Labeled region entries
+ + + +

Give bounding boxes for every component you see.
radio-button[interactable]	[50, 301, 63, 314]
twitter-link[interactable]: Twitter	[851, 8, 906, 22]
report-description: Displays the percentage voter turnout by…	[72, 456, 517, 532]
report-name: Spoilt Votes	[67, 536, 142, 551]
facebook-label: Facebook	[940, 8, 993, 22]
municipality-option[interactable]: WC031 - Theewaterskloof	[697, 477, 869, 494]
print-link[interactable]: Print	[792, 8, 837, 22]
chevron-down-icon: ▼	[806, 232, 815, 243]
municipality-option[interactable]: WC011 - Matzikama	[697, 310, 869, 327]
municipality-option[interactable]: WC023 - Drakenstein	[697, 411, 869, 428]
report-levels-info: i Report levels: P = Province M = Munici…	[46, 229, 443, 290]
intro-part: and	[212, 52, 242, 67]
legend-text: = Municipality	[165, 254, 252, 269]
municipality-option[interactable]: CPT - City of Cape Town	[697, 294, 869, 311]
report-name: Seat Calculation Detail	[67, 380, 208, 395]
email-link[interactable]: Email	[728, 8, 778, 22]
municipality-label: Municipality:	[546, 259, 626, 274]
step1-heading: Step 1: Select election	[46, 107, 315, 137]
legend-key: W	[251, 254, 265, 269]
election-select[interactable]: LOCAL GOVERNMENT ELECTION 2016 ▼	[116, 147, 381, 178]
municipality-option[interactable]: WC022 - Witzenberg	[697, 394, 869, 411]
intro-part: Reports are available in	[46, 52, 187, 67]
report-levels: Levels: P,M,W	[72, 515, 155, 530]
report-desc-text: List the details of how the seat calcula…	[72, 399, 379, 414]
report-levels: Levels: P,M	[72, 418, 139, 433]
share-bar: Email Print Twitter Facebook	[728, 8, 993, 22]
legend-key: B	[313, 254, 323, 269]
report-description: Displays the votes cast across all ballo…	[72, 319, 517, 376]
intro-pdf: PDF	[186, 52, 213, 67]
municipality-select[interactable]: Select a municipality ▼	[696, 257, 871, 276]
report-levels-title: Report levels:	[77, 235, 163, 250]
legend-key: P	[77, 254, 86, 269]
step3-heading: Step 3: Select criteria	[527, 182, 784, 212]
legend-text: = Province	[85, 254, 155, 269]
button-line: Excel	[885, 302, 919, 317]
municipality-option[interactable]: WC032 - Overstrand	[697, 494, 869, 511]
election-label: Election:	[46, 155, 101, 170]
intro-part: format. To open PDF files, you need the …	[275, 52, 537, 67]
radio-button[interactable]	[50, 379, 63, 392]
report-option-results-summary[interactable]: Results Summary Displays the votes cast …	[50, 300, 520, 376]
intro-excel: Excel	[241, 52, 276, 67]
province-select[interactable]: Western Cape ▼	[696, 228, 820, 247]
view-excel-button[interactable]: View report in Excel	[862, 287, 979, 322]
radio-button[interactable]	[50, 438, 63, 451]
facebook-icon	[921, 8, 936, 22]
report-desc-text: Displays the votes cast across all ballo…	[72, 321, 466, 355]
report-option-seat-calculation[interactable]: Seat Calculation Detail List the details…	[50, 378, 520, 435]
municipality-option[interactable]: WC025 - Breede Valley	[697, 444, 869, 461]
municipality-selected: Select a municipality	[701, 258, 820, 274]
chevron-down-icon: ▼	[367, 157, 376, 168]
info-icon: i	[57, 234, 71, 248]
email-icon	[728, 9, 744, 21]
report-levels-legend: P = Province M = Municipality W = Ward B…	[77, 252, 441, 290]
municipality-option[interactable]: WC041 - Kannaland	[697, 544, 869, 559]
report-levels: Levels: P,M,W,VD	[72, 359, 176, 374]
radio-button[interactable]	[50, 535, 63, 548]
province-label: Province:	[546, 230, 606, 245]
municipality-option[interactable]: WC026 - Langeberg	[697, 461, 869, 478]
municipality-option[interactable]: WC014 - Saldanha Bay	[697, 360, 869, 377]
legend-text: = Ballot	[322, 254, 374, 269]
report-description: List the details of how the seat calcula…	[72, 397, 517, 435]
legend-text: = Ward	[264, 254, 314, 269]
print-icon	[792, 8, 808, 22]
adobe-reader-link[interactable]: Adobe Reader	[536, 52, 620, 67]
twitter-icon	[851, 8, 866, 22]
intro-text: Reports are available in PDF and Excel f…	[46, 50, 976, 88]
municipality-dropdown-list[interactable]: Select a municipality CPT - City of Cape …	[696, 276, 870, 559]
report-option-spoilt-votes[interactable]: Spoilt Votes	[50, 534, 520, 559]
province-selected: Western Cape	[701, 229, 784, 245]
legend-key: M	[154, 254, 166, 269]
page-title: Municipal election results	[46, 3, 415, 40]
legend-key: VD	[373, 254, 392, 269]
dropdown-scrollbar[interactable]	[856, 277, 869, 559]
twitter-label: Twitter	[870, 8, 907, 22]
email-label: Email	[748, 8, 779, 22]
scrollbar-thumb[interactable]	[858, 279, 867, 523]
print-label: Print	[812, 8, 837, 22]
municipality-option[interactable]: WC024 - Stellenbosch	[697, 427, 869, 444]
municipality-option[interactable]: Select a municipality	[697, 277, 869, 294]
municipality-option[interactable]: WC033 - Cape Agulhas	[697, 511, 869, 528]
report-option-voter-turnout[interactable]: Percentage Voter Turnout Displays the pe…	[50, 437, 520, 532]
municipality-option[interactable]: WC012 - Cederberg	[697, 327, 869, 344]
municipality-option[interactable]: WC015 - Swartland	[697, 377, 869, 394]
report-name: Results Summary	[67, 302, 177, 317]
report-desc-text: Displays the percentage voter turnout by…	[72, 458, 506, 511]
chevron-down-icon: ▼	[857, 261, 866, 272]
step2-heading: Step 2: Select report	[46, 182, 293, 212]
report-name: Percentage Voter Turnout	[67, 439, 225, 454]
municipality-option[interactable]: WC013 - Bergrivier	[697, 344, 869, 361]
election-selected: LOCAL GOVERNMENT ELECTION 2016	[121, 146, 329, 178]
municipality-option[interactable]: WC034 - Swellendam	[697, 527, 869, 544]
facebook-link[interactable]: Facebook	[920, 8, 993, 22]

+ + + +

Set problem - Reproduce the listing above with every "municipality-option" changed to "municipality-item" and nothing else altered.

Solution to this problem -
Give bounding boxes for every component you see.
radio-button[interactable]	[50, 301, 63, 314]
twitter-link[interactable]: Twitter	[851, 8, 906, 22]
report-description: Displays the percentage voter turnout by…	[72, 456, 517, 532]
report-name: Spoilt Votes	[67, 536, 142, 551]
facebook-label: Facebook	[940, 8, 993, 22]
municipality-item[interactable]: WC031 - Theewaterskloof	[697, 477, 869, 494]
print-link[interactable]: Print	[792, 8, 837, 22]
chevron-down-icon: ▼	[806, 232, 815, 243]
municipality-item[interactable]: WC011 - Matzikama	[697, 310, 869, 327]
municipality-item[interactable]: WC023 - Drakenstein	[697, 411, 869, 428]
report-levels-info: i Report levels: P = Province M = Munici…	[46, 229, 443, 290]
intro-part: and	[212, 52, 242, 67]
legend-text: = Municipality	[165, 254, 252, 269]
municipality-item[interactable]: CPT - City of Cape Town	[697, 294, 869, 311]
report-name: Seat Calculation Detail	[67, 380, 208, 395]
email-link[interactable]: Email	[728, 8, 778, 22]
municipality-label: Municipality:	[546, 259, 626, 274]
step1-heading: Step 1: Select election	[46, 107, 315, 137]
legend-key: W	[251, 254, 265, 269]
election-select[interactable]: LOCAL GOVERNMENT ELECTION 2016 ▼	[116, 147, 381, 178]
municipality-item[interactable]: WC022 - Witzenberg	[697, 394, 869, 411]
intro-part: Reports are available in	[46, 52, 187, 67]
report-levels: Levels: P,M,W	[72, 515, 155, 530]
report-desc-text: List the details of how the seat calcula…	[72, 399, 379, 414]
report-levels: Levels: P,M	[72, 418, 139, 433]
share-bar: Email Print Twitter Facebook	[728, 8, 993, 22]
legend-key: B	[313, 254, 323, 269]
report-description: Displays the votes cast across all ballo…	[72, 319, 517, 376]
intro-pdf: PDF	[186, 52, 213, 67]
municipality-select[interactable]: Select a municipality ▼	[696, 257, 871, 276]
report-levels-title: Report levels:	[77, 235, 163, 250]
legend-key: P	[77, 254, 86, 269]
step3-heading: Step 3: Select criteria	[527, 182, 784, 212]
legend-text: = Province	[85, 254, 155, 269]
button-line: Excel	[885, 302, 919, 317]
municipality-item[interactable]: WC032 - Overstrand	[697, 494, 869, 511]
election-label: Election:	[46, 155, 101, 170]
intro-part: format. To open PDF files, you need the …	[275, 52, 537, 67]
radio-button[interactable]	[50, 379, 63, 392]
report-option-results-summary[interactable]: Results Summary Displays the votes cast …	[50, 300, 520, 376]
intro-excel: Excel	[241, 52, 276, 67]
province-select[interactable]: Western Cape ▼	[696, 228, 820, 247]
view-excel-button[interactable]: View report in Excel	[862, 287, 979, 322]
radio-button[interactable]	[50, 438, 63, 451]
facebook-icon	[921, 8, 936, 22]
report-desc-text: Displays the votes cast across all ballo…	[72, 321, 466, 355]
report-option-seat-calculation[interactable]: Seat Calculation Detail List the details…	[50, 378, 520, 435]
municipality-item[interactable]: WC025 - Breede Valley	[697, 444, 869, 461]
municipality-selected: Select a municipality	[701, 258, 820, 274]
chevron-down-icon: ▼	[367, 157, 376, 168]
info-icon: i	[57, 234, 71, 248]
email-icon	[728, 9, 744, 21]
report-levels-legend: P = Province M = Municipality W = Ward B…	[77, 252, 441, 290]
municipality-item[interactable]: WC041 - Kannaland	[697, 544, 869, 559]
report-levels: Levels: P,M,W,VD	[72, 359, 176, 374]
radio-button[interactable]	[50, 535, 63, 548]
province-label: Province:	[546, 230, 606, 245]
municipality-item[interactable]: WC026 - Langeberg	[697, 461, 869, 478]
municipality-item[interactable]: WC014 - Saldanha Bay	[697, 360, 869, 377]
legend-text: = Ballot	[322, 254, 374, 269]
report-description: List the details of how the seat calcula…	[72, 397, 517, 435]
legend-text: = Ward	[264, 254, 314, 269]
print-icon	[792, 8, 808, 22]
adobe-reader-link[interactable]: Adobe Reader	[536, 52, 620, 67]
twitter-icon	[851, 8, 866, 22]
intro-text: Reports are available in PDF and Excel f…	[46, 50, 976, 88]
municipality-dropdown-list[interactable]: Select a municipality CPT - City of Cape …	[696, 276, 870, 559]
report-option-spoilt-votes[interactable]: Spoilt Votes	[50, 534, 520, 559]
province-selected: Western Cape	[701, 229, 784, 245]
legend-key: M	[154, 254, 166, 269]
page-title: Municipal election results	[46, 3, 415, 40]
legend-key: VD	[373, 254, 392, 269]
dropdown-scrollbar[interactable]	[856, 277, 869, 559]
twitter-label: Twitter	[870, 8, 907, 22]
email-label: Email	[748, 8, 779, 22]
scrollbar-thumb[interactable]	[858, 279, 867, 523]
print-label: Print	[812, 8, 837, 22]
municipality-item[interactable]: WC024 - Stellenbosch	[697, 427, 869, 444]
municipality-item[interactable]: Select a municipality	[697, 277, 869, 294]
municipality-item[interactable]: WC033 - Cape Agulhas	[697, 511, 869, 528]
report-option-voter-turnout[interactable]: Percentage Voter Turnout Displays the pe…	[50, 437, 520, 532]
municipality-item[interactable]: WC012 - Cederberg	[697, 327, 869, 344]
municipality-item[interactable]: WC015 - Swartland	[697, 377, 869, 394]
report-name: Results Summary	[67, 302, 177, 317]
report-desc-text: Displays the percentage voter turnout by…	[72, 458, 506, 511]
chevron-down-icon: ▼	[857, 261, 866, 272]
step2-heading: Step 2: Select report	[46, 182, 293, 212]
report-name: Percentage Voter Turnout	[67, 439, 225, 454]
municipality-item[interactable]: WC013 - Bergrivier	[697, 344, 869, 361]
election-selected: LOCAL GOVERNMENT ELECTION 2016	[121, 146, 329, 178]
municipality-item[interactable]: WC034 - Swellendam	[697, 527, 869, 544]
facebook-link[interactable]: Facebook	[920, 8, 993, 22]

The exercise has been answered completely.